-- begin Provided data --
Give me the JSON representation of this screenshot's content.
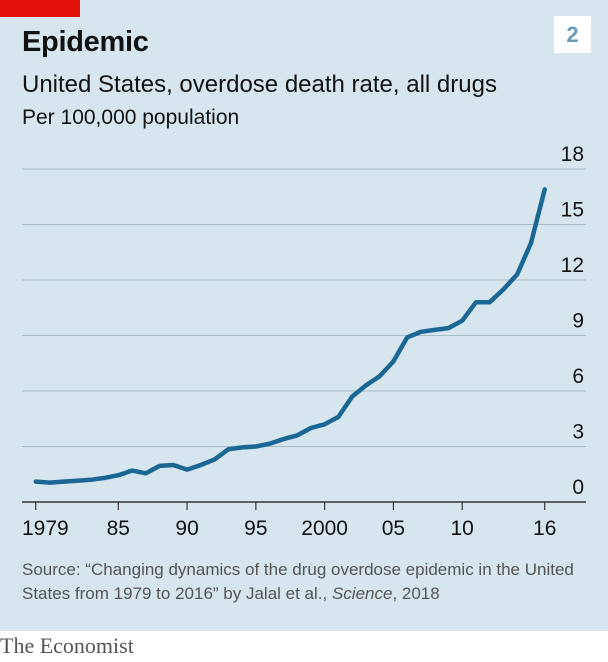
{
  "header": {
    "title": "Epidemic",
    "chart_number": "2",
    "subtitle": "United States, overdose death rate, all drugs",
    "unit": "Per 100,000 population"
  },
  "source": {
    "prefix": "Source: “Changing dynamics of the drug overdose epidemic in the United States from 1979 to 2016” by Jalal et al., ",
    "journal": "Science",
    "suffix": ", 2018"
  },
  "brand": "The Economist",
  "colors": {
    "background": "#d6e5ee",
    "line": "#1a6796",
    "accent_tag": "#e3120b"
  },
  "chart_data": {
    "type": "line",
    "title": "Epidemic",
    "subtitle": "United States, overdose death rate, all drugs",
    "ylabel": "Per 100,000 population",
    "ylim": [
      0,
      18
    ],
    "xlim": [
      1978,
      2019
    ],
    "y_ticks": [
      0,
      3,
      6,
      9,
      12,
      15,
      18
    ],
    "y_tick_labels": [
      "0",
      "3",
      "6",
      "9",
      "12",
      "15",
      "18"
    ],
    "y_axis_side": "right",
    "x_ticks": [
      1979,
      1985,
      1990,
      1995,
      2000,
      2005,
      2010,
      2016
    ],
    "x_tick_labels": [
      "1979",
      "85",
      "90",
      "95",
      "2000",
      "05",
      "10",
      "16"
    ],
    "grid": true,
    "series": [
      {
        "x": [
          1979,
          1980,
          1981,
          1982,
          1983,
          1984,
          1985,
          1986,
          1987,
          1988,
          1989,
          1990,
          1991,
          1992,
          1993,
          1994,
          1995,
          1996,
          1997,
          1998,
          1999,
          2000,
          2001,
          2002,
          2003,
          2004,
          2005,
          2006,
          2007,
          2008,
          2009,
          2010,
          2011,
          2012,
          2013,
          2014,
          2015,
          2016
        ],
        "values": [
          1.1,
          1.05,
          1.1,
          1.15,
          1.2,
          1.3,
          1.45,
          1.7,
          1.55,
          1.95,
          2.0,
          1.75,
          2.0,
          2.3,
          2.85,
          2.95,
          3.0,
          3.15,
          3.4,
          3.6,
          4.0,
          4.2,
          4.6,
          5.7,
          6.3,
          6.8,
          7.6,
          8.9,
          9.2,
          9.3,
          9.4,
          9.8,
          10.8,
          10.8,
          11.5,
          12.3,
          14.0,
          16.9
        ]
      }
    ]
  }
}
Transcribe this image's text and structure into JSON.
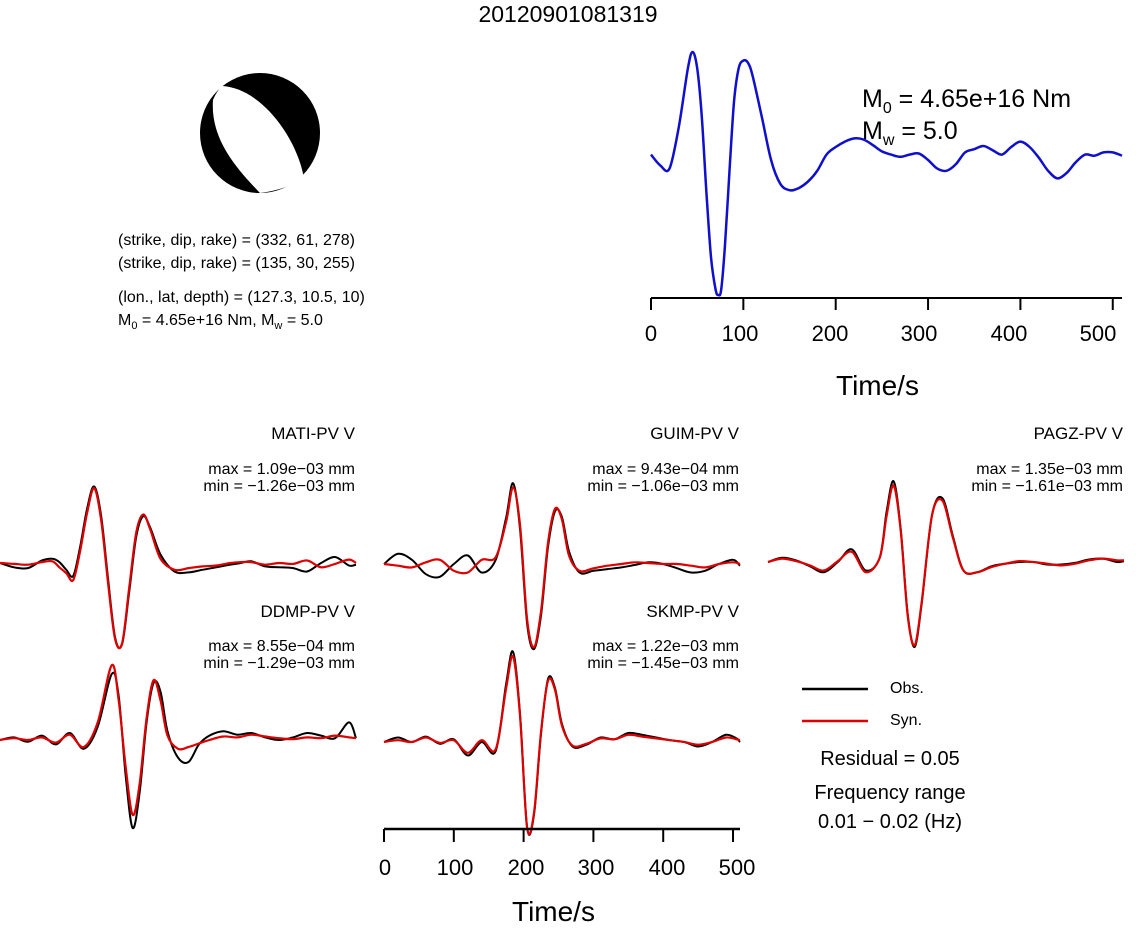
-- end Provided data --
Work to be completed -
Can you retype every record above exactly, leaving out the pictures?

Final answer -
Give me the JSON representation of this screenshot's content.
{
  "header": {
    "title": "Epidemic",
    "chart_number": "2",
    "subtitle": "United States, overdose death rate, all drugs",
    "unit": "Per 100,000 population"
  },
  "source": {
    "prefix": "Source: “Changing dynamics of the drug overdose epidemic in the United States from 1979 to 2016” by Jalal et al., ",
    "journal": "Science",
    "suffix": ", 2018"
  },
  "brand": "The Economist",
  "colors": {
    "background": "#d6e5ee",
    "line": "#1a6796",
    "accent_tag": "#e3120b"
  },
  "chart_data": {
    "type": "line",
    "title": "Epidemic",
    "subtitle": "United States, overdose death rate, all drugs",
    "ylabel": "Per 100,000 population",
    "ylim": [
      0,
      18
    ],
    "xlim": [
      1978,
      2019
    ],
    "y_ticks": [
      0,
      3,
      6,
      9,
      12,
      15,
      18
    ],
    "y_tick_labels": [
      "0",
      "3",
      "6",
      "9",
      "12",
      "15",
      "18"
    ],
    "y_axis_side": "right",
    "x_ticks": [
      1979,
      1985,
      1990,
      1995,
      2000,
      2005,
      2010,
      2016
    ],
    "x_tick_labels": [
      "1979",
      "85",
      "90",
      "95",
      "2000",
      "05",
      "10",
      "16"
    ],
    "grid": true,
    "series": [
      {
        "x": [
          1979,
          1980,
          1981,
          1982,
          1983,
          1984,
          1985,
          1986,
          1987,
          1988,
          1989,
          1990,
          1991,
          1992,
          1993,
          1994,
          1995,
          1996,
          1997,
          1998,
          1999,
          2000,
          2001,
          2002,
          2003,
          2004,
          2005,
          2006,
          2007,
          2008,
          2009,
          2010,
          2011,
          2012,
          2013,
          2014,
          2015,
          2016
        ],
        "values": [
          1.1,
          1.05,
          1.1,
          1.15,
          1.2,
          1.3,
          1.45,
          1.7,
          1.55,
          1.95,
          2.0,
          1.75,
          2.0,
          2.3,
          2.85,
          2.95,
          3.0,
          3.15,
          3.4,
          3.6,
          4.0,
          4.2,
          4.6,
          5.7,
          6.3,
          6.8,
          7.6,
          8.9,
          9.2,
          9.3,
          9.4,
          9.8,
          10.8,
          10.8,
          11.5,
          12.3,
          14.0,
          16.9
        ]
      }
    ]
  }
}
Transcribe this image's text and structure into JSON.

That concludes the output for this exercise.